Repeat the records in full and exactly, omitting pictures.

-- begin Recorded information --

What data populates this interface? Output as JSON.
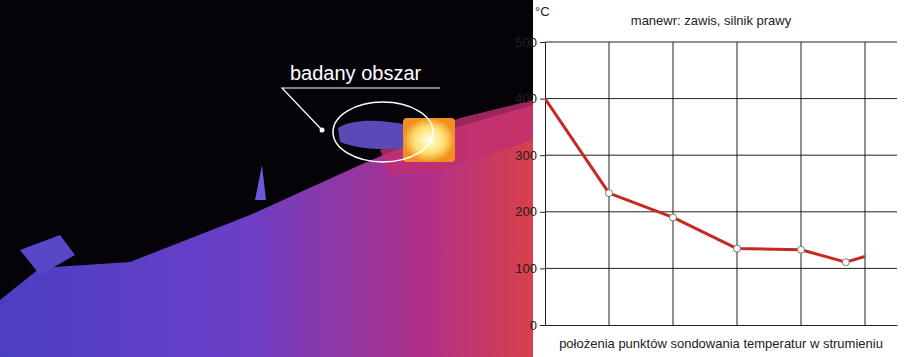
{
  "photo": {
    "annotation": "badany obszar"
  },
  "chart_data": {
    "type": "line",
    "title": "manewr: zawis, silnik prawy",
    "y_label": "°C",
    "x_label": "położenia punktów sondowania temperatur w strumieniu",
    "x": [
      0,
      1,
      2,
      3,
      4,
      4.7,
      5.0
    ],
    "series": [
      {
        "color": "#c42a1f",
        "marker": "circle",
        "values": [
          400,
          233,
          190,
          135,
          133,
          111,
          121
        ]
      }
    ],
    "xlim": [
      0,
      5.5
    ],
    "xticks": [
      1,
      2,
      3,
      4,
      5
    ],
    "ylim": [
      0,
      500
    ],
    "yticks": [
      0,
      100,
      200,
      300,
      400,
      500
    ],
    "grid": true,
    "tick_labels": "y"
  }
}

-- end Recorded information --

**Output for this exercise:**
What data populates this interface? Output as JSON.
{
  "photo": {
    "annotation": "badany obszar"
  },
  "chart_data": {
    "type": "line",
    "title": "manewr: zawis, silnik prawy",
    "y_label": "°C",
    "x_label": "położenia punktów sondowania temperatur w strumieniu",
    "x": [
      0,
      1,
      2,
      3,
      4,
      4.7,
      5.0
    ],
    "series": [
      {
        "color": "#c42a1f",
        "marker": "circle",
        "values": [
          400,
          233,
          190,
          135,
          133,
          111,
          121
        ]
      }
    ],
    "xlim": [
      0,
      5.5
    ],
    "xticks": [
      1,
      2,
      3,
      4,
      5
    ],
    "ylim": [
      0,
      500
    ],
    "yticks": [
      0,
      100,
      200,
      300,
      400,
      500
    ],
    "grid": true,
    "tick_labels": "y"
  }
}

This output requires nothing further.